» DIRECTIONS
Set down the full listing exactly, character for character.

» TASK INPUTS
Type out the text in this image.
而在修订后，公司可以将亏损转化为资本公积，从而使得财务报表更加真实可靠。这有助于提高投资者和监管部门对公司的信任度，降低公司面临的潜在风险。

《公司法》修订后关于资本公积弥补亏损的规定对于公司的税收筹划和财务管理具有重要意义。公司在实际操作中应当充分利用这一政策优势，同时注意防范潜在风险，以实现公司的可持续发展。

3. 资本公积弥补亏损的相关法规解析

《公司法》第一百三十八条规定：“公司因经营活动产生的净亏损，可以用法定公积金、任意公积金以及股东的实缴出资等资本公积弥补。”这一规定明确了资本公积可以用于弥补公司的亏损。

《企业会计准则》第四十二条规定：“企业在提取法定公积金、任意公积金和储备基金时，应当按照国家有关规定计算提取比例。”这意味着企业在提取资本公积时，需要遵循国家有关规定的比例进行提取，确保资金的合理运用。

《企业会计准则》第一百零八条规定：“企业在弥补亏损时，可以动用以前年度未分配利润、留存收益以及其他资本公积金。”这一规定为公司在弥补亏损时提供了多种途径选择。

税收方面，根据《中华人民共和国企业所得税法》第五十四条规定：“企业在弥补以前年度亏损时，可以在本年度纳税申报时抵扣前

» TASK SOLUTION
Type out the text in this image.
而在修订后，公司可以将亏损转化为资本公积，从而使得财务报表更加真实可靠。这有助于提高投资者和监管部门对公司的信任度，降低公司面临的潜在风险。

《公司法》修订后关于资本公积弥补亏损的规定对于公司的税收筹划和财务管理具有重要意义。公司在实际操作中应当充分利用这一政策优势，同时注意防范潜在风险，以实现公司的可持续发展。

3. 资本公积弥补亏损的相关法规解析

《公司法》第一百三十八条规定：“公司因经营活动产生的净亏损，可以用法定公积金、任意公积金以及股东的实缴出资等资本公积弥补。”这一规定明确了资本公积可以用于弥补公司的亏损。

《企业会计准则》第四十二条规定：“企业在提取法定公积金、任意公积金和储备基金时，应当按照国家有关规定计算提取比例。”这意味着企业在提取资本公积时，需要遵循国家有关规定的比例进行提取，确保资金的合理运用。

《企业会计准则》第一百零八条规定：“企业在弥补亏损时，可以动用以前年度未分配利润、留存收益以及其他资本公积金。”这一规定为公司在弥补亏损时提供了多种途径选择。

税收方面，根据《中华人民共和国企业所得税法》第五十四条规定：“企业在弥补以前年度亏损时，可以在本年度纳税申报时抵扣前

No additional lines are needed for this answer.